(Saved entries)
○ ○ ○

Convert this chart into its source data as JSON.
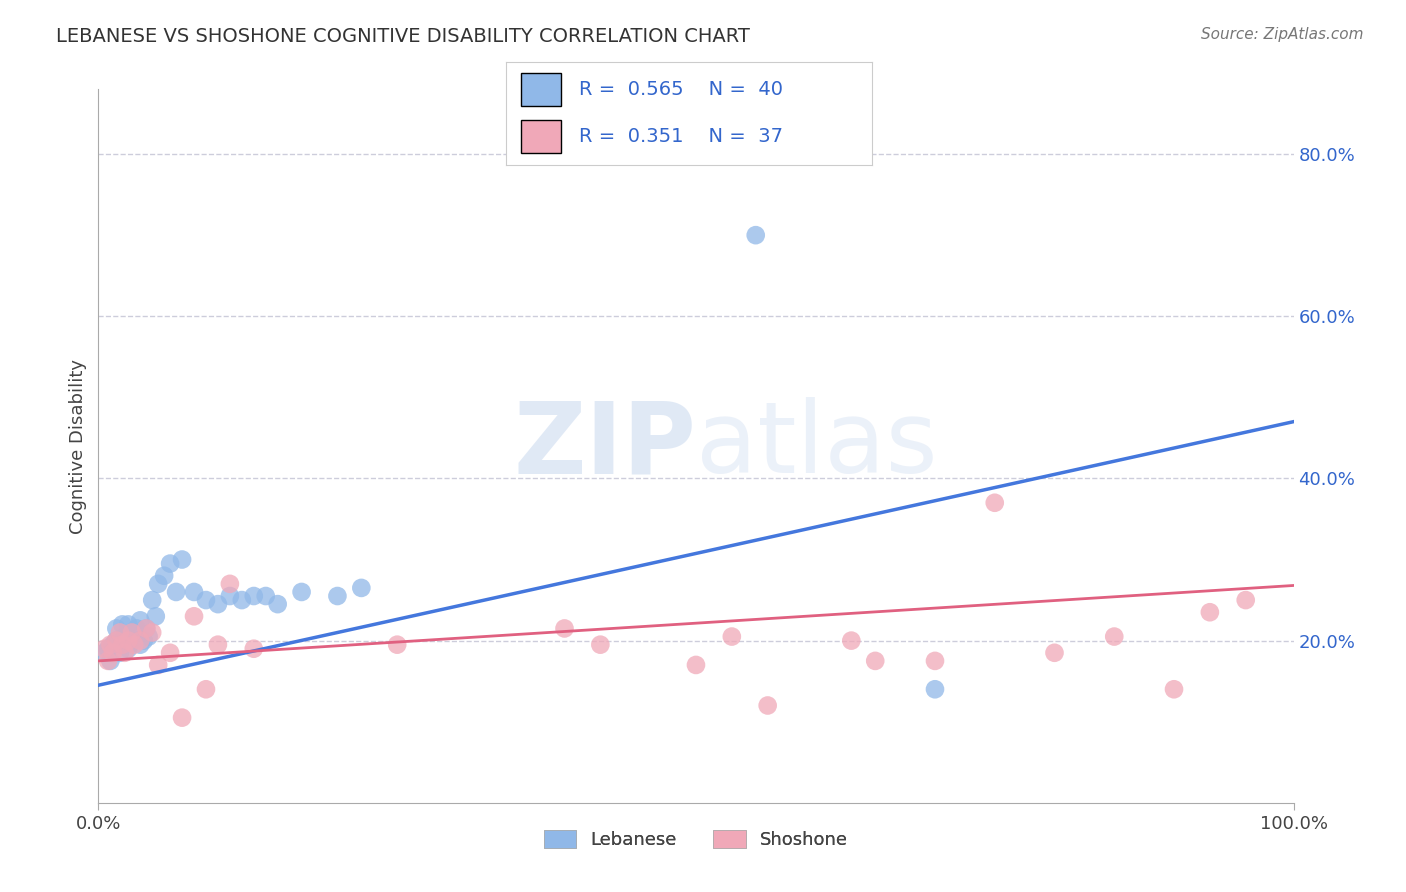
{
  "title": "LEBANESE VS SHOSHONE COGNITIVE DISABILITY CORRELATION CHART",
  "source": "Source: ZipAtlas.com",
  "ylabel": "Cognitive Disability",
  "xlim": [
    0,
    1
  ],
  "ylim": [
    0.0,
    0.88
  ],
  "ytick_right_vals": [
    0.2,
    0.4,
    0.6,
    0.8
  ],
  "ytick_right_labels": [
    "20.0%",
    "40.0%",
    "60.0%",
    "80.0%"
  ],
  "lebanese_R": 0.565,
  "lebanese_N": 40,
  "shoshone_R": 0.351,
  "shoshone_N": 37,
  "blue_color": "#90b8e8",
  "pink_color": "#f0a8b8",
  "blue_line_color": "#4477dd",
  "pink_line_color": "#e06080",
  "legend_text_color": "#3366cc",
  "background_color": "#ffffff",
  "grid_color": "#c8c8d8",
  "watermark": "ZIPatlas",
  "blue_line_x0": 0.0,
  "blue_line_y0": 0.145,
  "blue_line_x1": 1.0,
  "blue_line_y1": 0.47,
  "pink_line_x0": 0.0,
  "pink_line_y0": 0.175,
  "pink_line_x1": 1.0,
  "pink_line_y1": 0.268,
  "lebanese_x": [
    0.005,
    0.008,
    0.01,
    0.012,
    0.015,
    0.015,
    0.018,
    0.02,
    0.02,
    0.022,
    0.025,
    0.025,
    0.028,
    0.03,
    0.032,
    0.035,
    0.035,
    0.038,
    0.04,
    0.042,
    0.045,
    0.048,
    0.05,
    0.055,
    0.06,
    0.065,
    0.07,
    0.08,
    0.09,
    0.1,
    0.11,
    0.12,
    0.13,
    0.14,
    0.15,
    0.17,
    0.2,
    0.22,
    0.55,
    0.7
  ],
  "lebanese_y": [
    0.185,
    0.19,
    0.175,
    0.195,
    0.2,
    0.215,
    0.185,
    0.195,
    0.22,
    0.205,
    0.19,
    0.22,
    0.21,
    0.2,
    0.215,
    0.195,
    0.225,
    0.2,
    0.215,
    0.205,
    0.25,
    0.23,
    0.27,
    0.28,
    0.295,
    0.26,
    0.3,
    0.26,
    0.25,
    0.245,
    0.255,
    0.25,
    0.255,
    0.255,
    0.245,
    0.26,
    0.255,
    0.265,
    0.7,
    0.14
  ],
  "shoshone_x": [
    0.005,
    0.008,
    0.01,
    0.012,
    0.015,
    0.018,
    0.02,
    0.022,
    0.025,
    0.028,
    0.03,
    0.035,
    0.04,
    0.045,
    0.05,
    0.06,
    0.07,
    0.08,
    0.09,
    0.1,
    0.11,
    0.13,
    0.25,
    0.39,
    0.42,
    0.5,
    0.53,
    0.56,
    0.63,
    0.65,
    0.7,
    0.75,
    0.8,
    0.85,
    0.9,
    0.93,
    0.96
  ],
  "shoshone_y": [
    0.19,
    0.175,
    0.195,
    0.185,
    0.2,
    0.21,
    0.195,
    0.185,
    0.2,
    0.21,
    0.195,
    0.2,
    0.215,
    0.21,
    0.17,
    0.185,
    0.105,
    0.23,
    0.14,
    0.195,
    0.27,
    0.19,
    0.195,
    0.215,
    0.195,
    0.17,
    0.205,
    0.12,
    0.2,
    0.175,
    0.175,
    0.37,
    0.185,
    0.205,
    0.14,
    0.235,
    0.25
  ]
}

○ ○ ○

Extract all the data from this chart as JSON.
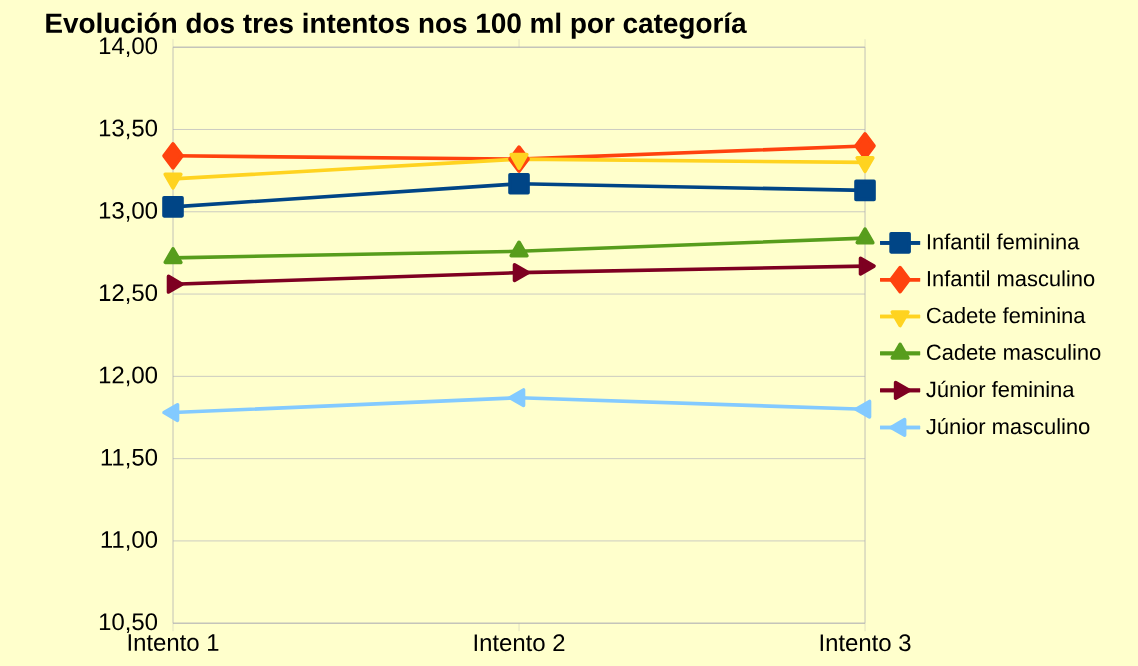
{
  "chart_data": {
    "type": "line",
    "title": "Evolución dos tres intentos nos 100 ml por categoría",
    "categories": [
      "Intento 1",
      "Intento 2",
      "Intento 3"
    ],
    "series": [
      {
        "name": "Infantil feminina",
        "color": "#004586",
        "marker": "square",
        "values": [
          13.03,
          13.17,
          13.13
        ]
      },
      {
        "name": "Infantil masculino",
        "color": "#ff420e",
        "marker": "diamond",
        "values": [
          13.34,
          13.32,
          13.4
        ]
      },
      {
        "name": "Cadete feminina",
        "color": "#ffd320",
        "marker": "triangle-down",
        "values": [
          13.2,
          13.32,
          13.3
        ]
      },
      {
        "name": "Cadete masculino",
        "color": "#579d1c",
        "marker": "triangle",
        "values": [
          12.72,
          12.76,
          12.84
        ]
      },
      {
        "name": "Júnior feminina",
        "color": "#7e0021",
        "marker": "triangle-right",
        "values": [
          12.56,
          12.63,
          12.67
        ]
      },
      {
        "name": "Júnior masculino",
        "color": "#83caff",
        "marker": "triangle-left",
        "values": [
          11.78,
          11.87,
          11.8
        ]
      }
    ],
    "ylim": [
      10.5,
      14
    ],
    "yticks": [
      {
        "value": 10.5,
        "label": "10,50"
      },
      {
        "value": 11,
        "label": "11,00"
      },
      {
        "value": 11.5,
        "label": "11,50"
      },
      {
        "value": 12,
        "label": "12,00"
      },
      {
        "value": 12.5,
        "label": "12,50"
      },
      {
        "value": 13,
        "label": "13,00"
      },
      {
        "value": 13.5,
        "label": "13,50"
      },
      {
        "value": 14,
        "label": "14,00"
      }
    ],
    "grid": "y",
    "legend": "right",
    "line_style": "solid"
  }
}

○ ○ ○

▸ STATED EXERCISE: Show each line of the data that contains the string "masculino".

▸ RESULT FOR THIS EXERCISE:
        "name": "Infantil masculino",
        "name": "Cadete masculino",
        "name": "Júnior masculino",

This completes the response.